* BEGIN SUPPLIED MATERIAL *

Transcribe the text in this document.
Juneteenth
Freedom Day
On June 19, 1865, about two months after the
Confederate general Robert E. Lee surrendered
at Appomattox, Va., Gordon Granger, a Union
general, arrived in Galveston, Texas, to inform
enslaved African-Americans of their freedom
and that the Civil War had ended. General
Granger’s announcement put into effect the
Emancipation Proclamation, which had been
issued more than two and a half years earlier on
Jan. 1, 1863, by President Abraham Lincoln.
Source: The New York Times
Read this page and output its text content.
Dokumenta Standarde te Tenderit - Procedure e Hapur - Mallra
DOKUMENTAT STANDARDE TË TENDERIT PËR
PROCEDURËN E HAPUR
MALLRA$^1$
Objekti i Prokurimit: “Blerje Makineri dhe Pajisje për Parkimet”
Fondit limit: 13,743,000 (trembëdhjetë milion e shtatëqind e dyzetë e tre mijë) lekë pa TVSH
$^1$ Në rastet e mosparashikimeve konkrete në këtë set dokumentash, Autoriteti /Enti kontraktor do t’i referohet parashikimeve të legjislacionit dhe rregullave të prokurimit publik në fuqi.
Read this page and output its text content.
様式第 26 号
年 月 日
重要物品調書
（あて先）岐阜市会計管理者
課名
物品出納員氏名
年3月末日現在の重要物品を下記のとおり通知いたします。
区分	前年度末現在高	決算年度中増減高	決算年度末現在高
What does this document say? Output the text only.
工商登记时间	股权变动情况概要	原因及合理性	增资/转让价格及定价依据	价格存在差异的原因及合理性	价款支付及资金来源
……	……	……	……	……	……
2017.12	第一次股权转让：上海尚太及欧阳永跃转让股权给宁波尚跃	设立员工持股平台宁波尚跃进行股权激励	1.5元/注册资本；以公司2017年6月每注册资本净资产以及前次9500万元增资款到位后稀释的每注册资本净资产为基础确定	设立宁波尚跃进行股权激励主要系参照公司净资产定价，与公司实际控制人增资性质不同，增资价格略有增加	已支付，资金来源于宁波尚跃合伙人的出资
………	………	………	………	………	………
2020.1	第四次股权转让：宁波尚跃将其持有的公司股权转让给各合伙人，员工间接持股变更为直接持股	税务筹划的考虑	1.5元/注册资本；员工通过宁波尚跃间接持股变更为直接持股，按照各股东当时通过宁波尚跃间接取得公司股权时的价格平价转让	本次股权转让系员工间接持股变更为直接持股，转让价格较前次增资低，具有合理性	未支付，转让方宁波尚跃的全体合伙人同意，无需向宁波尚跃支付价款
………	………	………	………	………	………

* END SUPPLIED MATERIAL *

TASK REQUIREMENTS
Tally every line of the data that holds the word "this" and write the count alone.

EXERCISE OUTPUT
4